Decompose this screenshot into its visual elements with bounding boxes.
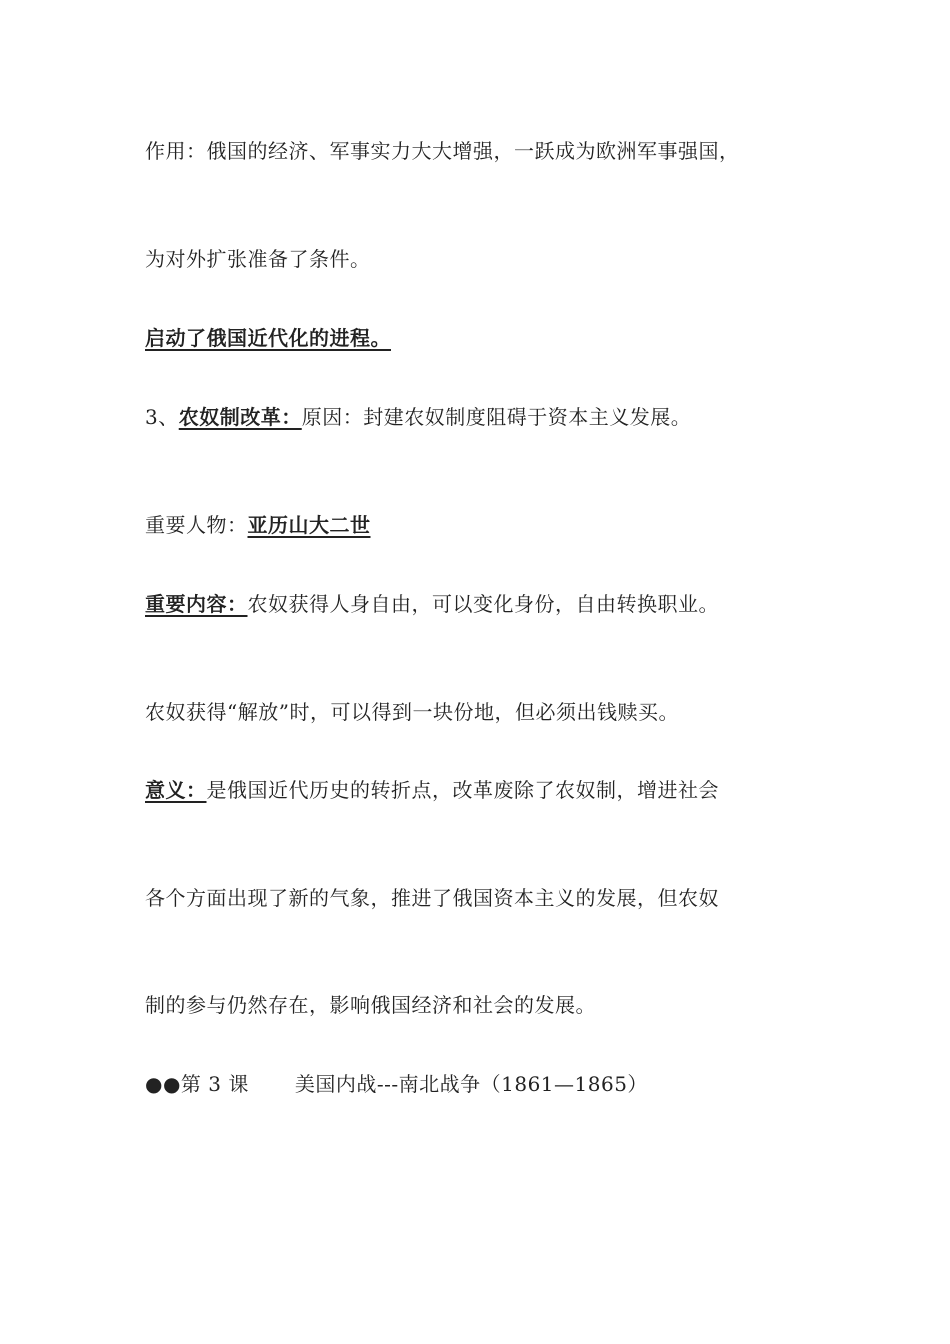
serf-reform-cause: 原因：封建农奴制度阻碍于资本主义发展。 bbox=[301, 405, 692, 429]
key-figure-name: 亚历山大二世 bbox=[247, 513, 371, 537]
modernization-text: 启动了俄国近代化的进程。 bbox=[145, 326, 391, 350]
significance-heading: 意义： bbox=[145, 778, 207, 802]
lesson-title: 美国内战---南北战争（1861—1865） bbox=[294, 1072, 648, 1096]
key-content-line bbox=[145, 591, 719, 617]
significance-line-2: 各个方面出现了新的气象，推进了俄国资本主义的发展，但农奴 bbox=[145, 886, 719, 910]
significance-line-3: 制的参与仍然存在，影响俄国经济和社会的发展。 bbox=[145, 993, 596, 1017]
key-figure-label: 重要人物： bbox=[145, 513, 248, 537]
lesson-heading-line bbox=[145, 1071, 648, 1097]
lesson-number: 第 3 课 bbox=[180, 1072, 249, 1096]
section-number: 3、 bbox=[145, 405, 179, 429]
bullet-icons: ●● bbox=[145, 1072, 181, 1096]
serf-land-line: 农奴获得“解放”时，可以得到一块份地，但必须出钱赎买。 bbox=[145, 700, 679, 724]
key-content-heading: 重要内容： bbox=[145, 592, 248, 616]
key-figure-line bbox=[145, 512, 371, 538]
serf-reform-heading: 农奴制改革： bbox=[178, 405, 302, 429]
paragraph-effect-line-2: 为对外扩张准备了条件。 bbox=[145, 247, 371, 271]
significance-line-1 bbox=[145, 777, 719, 803]
key-content-text: 农奴获得人身自由，可以变化身份，自由转换职业。 bbox=[247, 592, 719, 616]
modernization-statement bbox=[145, 325, 391, 351]
serf-reform-heading-line bbox=[145, 404, 691, 430]
paragraph-effect-line-1: 作用：俄国的经济、军事实力大大增强，一跃成为欧洲军事强国， bbox=[145, 139, 740, 163]
significance-text: 是俄国近代历史的转折点，改革废除了农奴制，增进社会 bbox=[206, 778, 719, 802]
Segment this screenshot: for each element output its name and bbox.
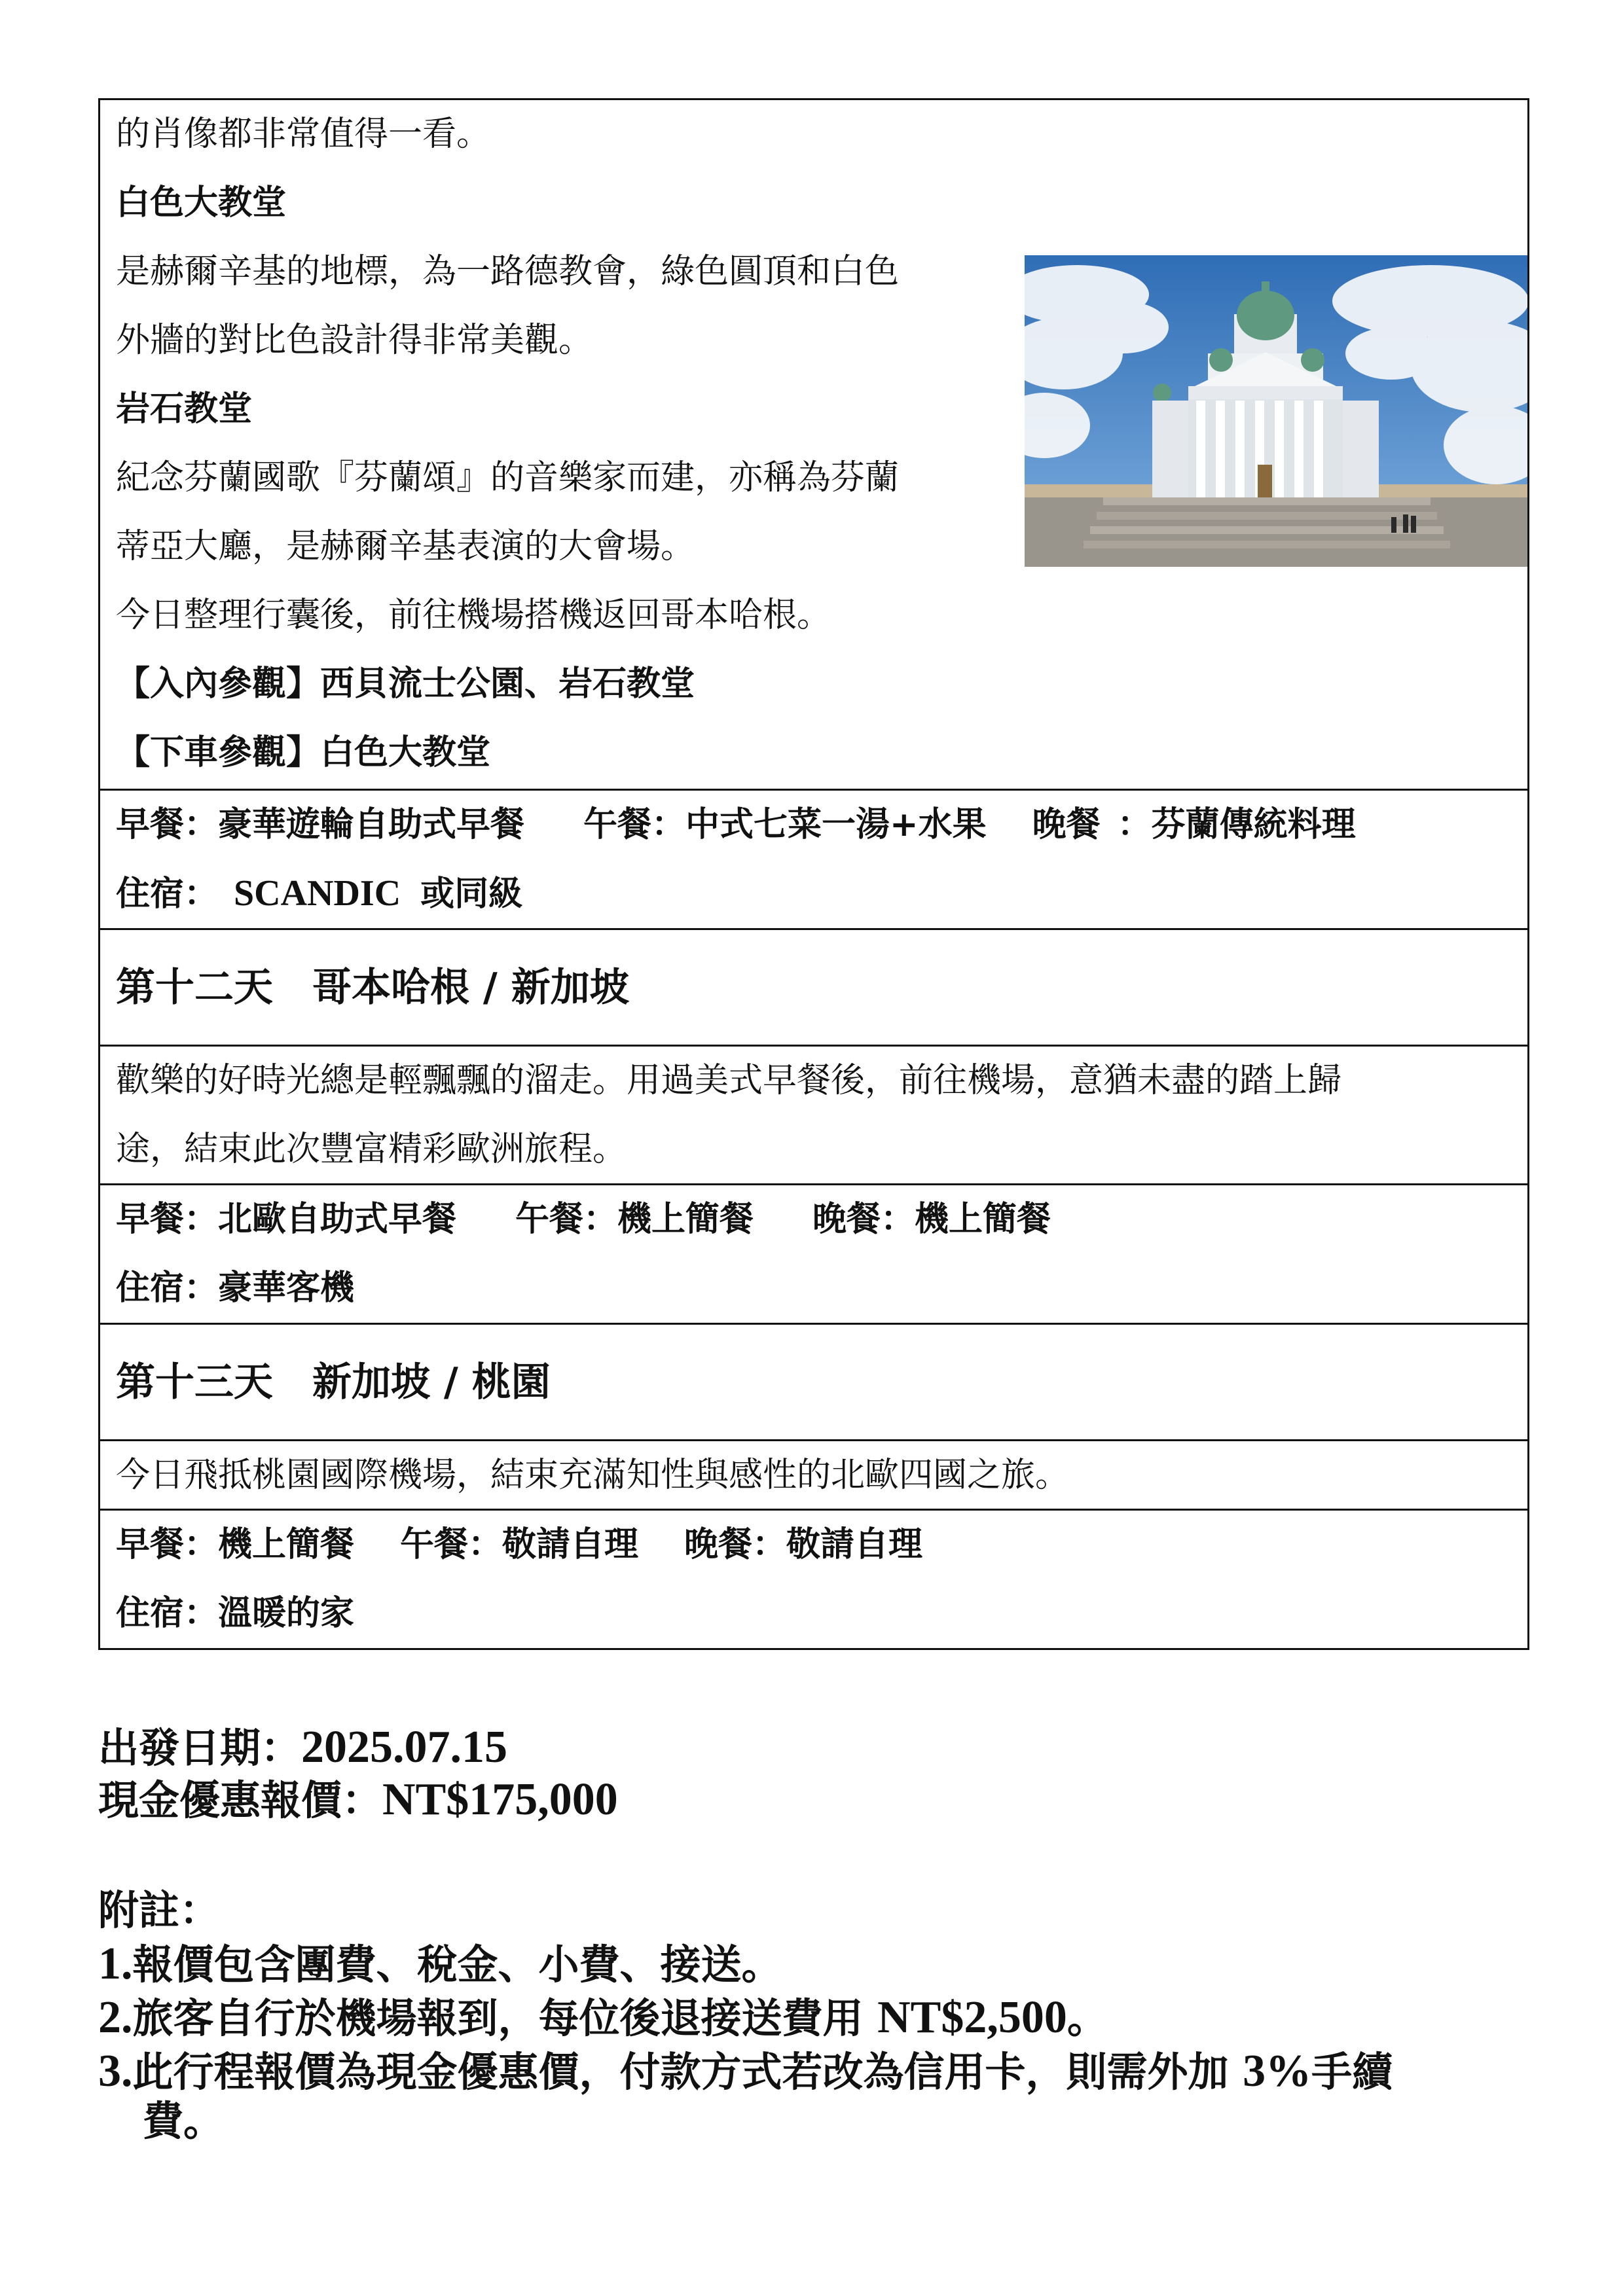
day13-hotel: 住宿：溫暖的家 — [116, 1594, 355, 1633]
price-label: 現金優惠報價： — [98, 1776, 383, 1824]
day12-hotel: 住宿：豪華客機 — [116, 1268, 355, 1308]
cathedral-illustration — [1025, 255, 1527, 567]
day11-dinner-label: 晚餐 — [1032, 805, 1101, 844]
day13-header — [100, 1323, 1527, 1439]
note-3-text-a: 此行程報價為現金優惠價，付款方式若改為信用卡，則需外加 — [132, 2048, 1243, 2096]
note-1-number: 1. — [98, 1939, 133, 1989]
note-2-text-b: 。 — [1067, 1994, 1108, 2042]
day13-title: 第十三天 新加坡 / 桃園 — [116, 1359, 551, 1405]
day11-dinner-value: ：芬蘭傳統料理 — [1117, 805, 1356, 844]
day12-title: 第十二天 哥本哈根 / 新加坡 — [116, 964, 629, 1011]
steps — [1025, 497, 1527, 567]
white-cathedral-title: 白色大教堂 — [116, 183, 287, 223]
price-value: NT$175,000 — [382, 1774, 618, 1825]
day11-meal-line — [116, 791, 1512, 859]
rock-church-title: 岩石教堂 — [116, 389, 253, 429]
rock-church-desc-2: 蒂亞大廳，是赫爾辛基表演的大會場。 — [116, 527, 695, 566]
note-1-text: 報價包含團費、稅金、小費、接送。 — [132, 1941, 782, 1988]
helsinki-cathedral-photo — [1025, 255, 1527, 567]
white-cathedral-desc-1: 是赫爾辛基的地標，為一路德教會，綠色圓頂和白色 — [116, 252, 900, 291]
note-3-continued: 費。 — [143, 2097, 225, 2145]
notes-title: 附註： — [98, 1886, 221, 1934]
note-2-text-a: 旅客自行於機場報到，每位後退接送費用 — [132, 1994, 878, 2042]
day12-dinner: 晚餐：機上簡餐 — [812, 1200, 1051, 1239]
note-3-number: 3. — [98, 2046, 133, 2096]
day11-hotel-label: 住宿： — [116, 874, 219, 914]
day12-meal-line — [116, 1185, 1512, 1254]
day12-meals — [100, 1183, 1527, 1323]
day12-desc-1: 歡樂的好時光總是輕飄飄的溜走。用過美式早餐後，前往機場，意猶未盡的踏上歸 — [116, 1061, 1342, 1100]
day12-desc-2: 途，結束此次豐富精彩歐洲旅程。 — [116, 1130, 627, 1169]
people — [1391, 514, 1416, 533]
day12-description — [100, 1045, 1527, 1183]
day11-lunch: 午餐：中式七菜一湯+水果 — [583, 805, 987, 844]
day13-breakfast: 早餐：機上簡餐 — [116, 1525, 355, 1564]
day12-lunch: 午餐：機上簡餐 — [515, 1200, 754, 1239]
day13-meal-line — [116, 1511, 1512, 1579]
note-3 — [98, 2045, 1393, 2099]
day11-meals — [100, 789, 1527, 928]
departure-date — [98, 1718, 507, 1778]
day13-meals — [100, 1509, 1527, 1648]
day12-header — [100, 928, 1527, 1045]
note-2-number: 2. — [98, 1992, 133, 2043]
rock-church-desc-1: 紀念芬蘭國歌『芬蘭頌』的音樂家而建，亦稱為芬蘭 — [116, 458, 900, 497]
day13-description — [100, 1439, 1527, 1509]
visit-inside: 【入內參觀】西貝流士公園、岩石教堂 — [116, 664, 695, 704]
note-2 — [98, 1991, 1108, 2045]
note-3-text-b: 手續 — [1311, 2048, 1393, 2096]
day13-dinner: 晚餐：敬請自理 — [684, 1525, 923, 1564]
cash-price — [98, 1770, 618, 1830]
departure-label: 出發日期： — [98, 1724, 302, 1772]
note-2-amount: NT$2,500 — [877, 1992, 1067, 2043]
day11-hotel-suffix: 或同級 — [420, 874, 523, 914]
day13-desc: 今日飛抵桃園國際機場，結束充滿知性與感性的北歐四國之旅。 — [116, 1456, 1070, 1495]
departure-value: 2025.07.15 — [301, 1722, 508, 1772]
day11-closing: 今日整理行囊後，前往機場搭機返回哥本哈根。 — [116, 596, 831, 635]
day13-lunch: 午餐：敬請自理 — [400, 1525, 639, 1564]
white-cathedral-desc-2: 外牆的對比色設計得非常美觀。 — [116, 321, 593, 360]
day11-breakfast: 早餐：豪華遊輪自助式早餐 — [116, 805, 525, 844]
day12-breakfast: 早餐：北歐自助式早餐 — [116, 1200, 457, 1239]
day11-hotel-line — [116, 859, 1512, 928]
visit-outside: 【下車參觀】白色大教堂 — [116, 733, 491, 772]
day11-hotel-name: SCANDIC — [234, 873, 401, 914]
intro-tail: 的肖像都非常值得一看。 — [116, 115, 491, 154]
note-3-percent: 3% — [1243, 2046, 1312, 2096]
note-1 — [98, 1937, 782, 1992]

_ _ _ _

» **Written problem**: Recast every line of the entries above as a numbered list, skipping any blank lines and leaving out the pictures.

» **Exercise solution**:
1. Decompose this screenshot into its visual elements with bounding boxes.
2. serf-reform-cause: 原因：封建农奴制度阻碍于资本主义发展。 bbox=[301, 405, 692, 429]
3. key-figure-name: 亚历山大二世 bbox=[247, 513, 371, 537]
4. modernization-text: 启动了俄国近代化的进程。 bbox=[145, 326, 391, 350]
5. significance-heading: 意义： bbox=[145, 778, 207, 802]
6. lesson-title: 美国内战---南北战争（1861—1865） bbox=[294, 1072, 648, 1096]
7. key-content-line bbox=[145, 591, 719, 617]
8. significance-line-2: 各个方面出现了新的气象，推进了俄国资本主义的发展，但农奴 bbox=[145, 886, 719, 910]
9. significance-line-3: 制的参与仍然存在，影响俄国经济和社会的发展。 bbox=[145, 993, 596, 1017]
10. key-figure-label: 重要人物： bbox=[145, 513, 248, 537]
11. lesson-heading-line bbox=[145, 1071, 648, 1097]
12. lesson-number: 第 3 课 bbox=[180, 1072, 249, 1096]
13. section-number: 3、 bbox=[145, 405, 179, 429]
14. bullet-icons: ●● bbox=[145, 1072, 181, 1096]
15. serf-land-line: 农奴获得“解放”时，可以得到一块份地，但必须出钱赎买。 bbox=[145, 700, 679, 724]
16. key-content-heading: 重要内容： bbox=[145, 592, 248, 616]
17. key-figure-line bbox=[145, 512, 371, 538]
18. serf-reform-heading: 农奴制改革： bbox=[178, 405, 302, 429]
19. paragraph-effect-line-2: 为对外扩张准备了条件。 bbox=[145, 247, 371, 271]
20. significance-line-1 bbox=[145, 777, 719, 803]
21. key-content-text: 农奴获得人身自由，可以变化身份，自由转换职业。 bbox=[247, 592, 719, 616]
22. modernization-statement bbox=[145, 325, 391, 351]
23. serf-reform-heading-line bbox=[145, 404, 691, 430]
24. paragraph-effect-line-1: 作用：俄国的经济、军事实力大大增强，一跃成为欧洲军事强国， bbox=[145, 139, 740, 163]
25. significance-text: 是俄国近代历史的转折点，改革废除了农奴制，增进社会 bbox=[206, 778, 719, 802]
26. Segment this screenshot: for each element output its name and bbox.
27. day13-hotel: 住宿：溫暖的家 — [116, 1594, 355, 1633]
28. price-label: 現金優惠報價： — [98, 1776, 383, 1824]
29. day12-hotel: 住宿：豪華客機 — [116, 1268, 355, 1308]
30. cathedral-illustration — [1025, 255, 1527, 567]
31. day11-dinner-label: 晚餐 — [1032, 805, 1101, 844]
32. day13-header — [100, 1323, 1527, 1439]
33. note-3-text-a: 此行程報價為現金優惠價，付款方式若改為信用卡，則需外加 — [132, 2048, 1243, 2096]
34. note-1-number: 1. — [98, 1939, 133, 1989]
35. note-2-text-b: 。 — [1067, 1994, 1108, 2042]
36. day13-title: 第十三天 新加坡 / 桃園 — [116, 1359, 551, 1405]
37. day11-dinner-value: ：芬蘭傳統料理 — [1117, 805, 1356, 844]
38. day12-title: 第十二天 哥本哈根 / 新加坡 — [116, 964, 629, 1011]
39. steps — [1025, 497, 1527, 567]
40. white-cathedral-title: 白色大教堂 — [116, 183, 287, 223]
41. price-value: NT$175,000 — [382, 1774, 618, 1825]
42. day11-meal-line — [116, 791, 1512, 859]
43. rock-church-title: 岩石教堂 — [116, 389, 253, 429]
44. rock-church-desc-2: 蒂亞大廳，是赫爾辛基表演的大會場。 — [116, 527, 695, 566]
45. note-1-text: 報價包含團費、稅金、小費、接送。 — [132, 1941, 782, 1988]
46. helsinki-cathedral-photo — [1025, 255, 1527, 567]
47. white-cathedral-desc-1: 是赫爾辛基的地標，為一路德教會，綠色圓頂和白色 — [116, 252, 900, 291]
48. note-3-continued: 費。 — [143, 2097, 225, 2145]
49. notes-title: 附註： — [98, 1886, 221, 1934]
50. note-2-text-a: 旅客自行於機場報到，每位後退接送費用 — [132, 1994, 878, 2042]
51. day12-dinner: 晚餐：機上簡餐 — [812, 1200, 1051, 1239]
52. note-3-number: 3. — [98, 2046, 133, 2096]
53. day11-hotel-label: 住宿： — [116, 874, 219, 914]
54. day12-meal-line — [116, 1185, 1512, 1254]
55. day12-meals — [100, 1183, 1527, 1323]
56. day12-desc-1: 歡樂的好時光總是輕飄飄的溜走。用過美式早餐後，前往機場，意猶未盡的踏上歸 — [116, 1061, 1342, 1100]
57. day12-desc-2: 途，結束此次豐富精彩歐洲旅程。 — [116, 1130, 627, 1169]
58. people — [1391, 514, 1416, 533]
59. day12-description — [100, 1045, 1527, 1183]
60. day11-lunch: 午餐：中式七菜一湯+水果 — [583, 805, 987, 844]
61. day13-breakfast: 早餐：機上簡餐 — [116, 1525, 355, 1564]
62. day12-lunch: 午餐：機上簡餐 — [515, 1200, 754, 1239]
63. day13-meal-line — [116, 1511, 1512, 1579]
64. note-3 — [98, 2045, 1393, 2099]
65. day11-meals — [100, 789, 1527, 928]
66. departure-date — [98, 1718, 507, 1778]
67. day13-meals — [100, 1509, 1527, 1648]
68. day12-header — [100, 928, 1527, 1045]
69. note-2-number: 2. — [98, 1992, 133, 2043]
70. rock-church-desc-1: 紀念芬蘭國歌『芬蘭頌』的音樂家而建，亦稱為芬蘭 — [116, 458, 900, 497]
71. day13-description — [100, 1439, 1527, 1509]
72. visit-inside: 【入內參觀】西貝流士公園、岩石教堂 — [116, 664, 695, 704]
73. note-2 — [98, 1991, 1108, 2045]
74. note-3-text-b: 手續 — [1311, 2048, 1393, 2096]
75. day13-dinner: 晚餐：敬請自理 — [684, 1525, 923, 1564]
76. cash-price — [98, 1770, 618, 1830]
77. departure-label: 出發日期： — [98, 1724, 302, 1772]
78. note-2-amount: NT$2,500 — [877, 1992, 1067, 2043]
79. day11-hotel-suffix: 或同級 — [420, 874, 523, 914]
80. day13-desc: 今日飛抵桃園國際機場，結束充滿知性與感性的北歐四國之旅。 — [116, 1456, 1070, 1495]
81. departure-value: 2025.07.15 — [301, 1722, 508, 1772]
82. day11-closing: 今日整理行囊後，前往機場搭機返回哥本哈根。 — [116, 596, 831, 635]
83. day13-lunch: 午餐：敬請自理 — [400, 1525, 639, 1564]
84. white-cathedral-desc-2: 外牆的對比色設計得非常美觀。 — [116, 321, 593, 360]
85. day11-breakfast: 早餐：豪華遊輪自助式早餐 — [116, 805, 525, 844]
86. day12-breakfast: 早餐：北歐自助式早餐 — [116, 1200, 457, 1239]
87. day11-hotel-line — [116, 859, 1512, 928]
88. visit-outside: 【下車參觀】白色大教堂 — [116, 733, 491, 772]
89. day11-hotel-name: SCANDIC — [234, 873, 401, 914]
90. intro-tail: 的肖像都非常值得一看。 — [116, 115, 491, 154]
91. note-3-percent: 3% — [1243, 2046, 1312, 2096]
92. note-1 — [98, 1937, 782, 1992]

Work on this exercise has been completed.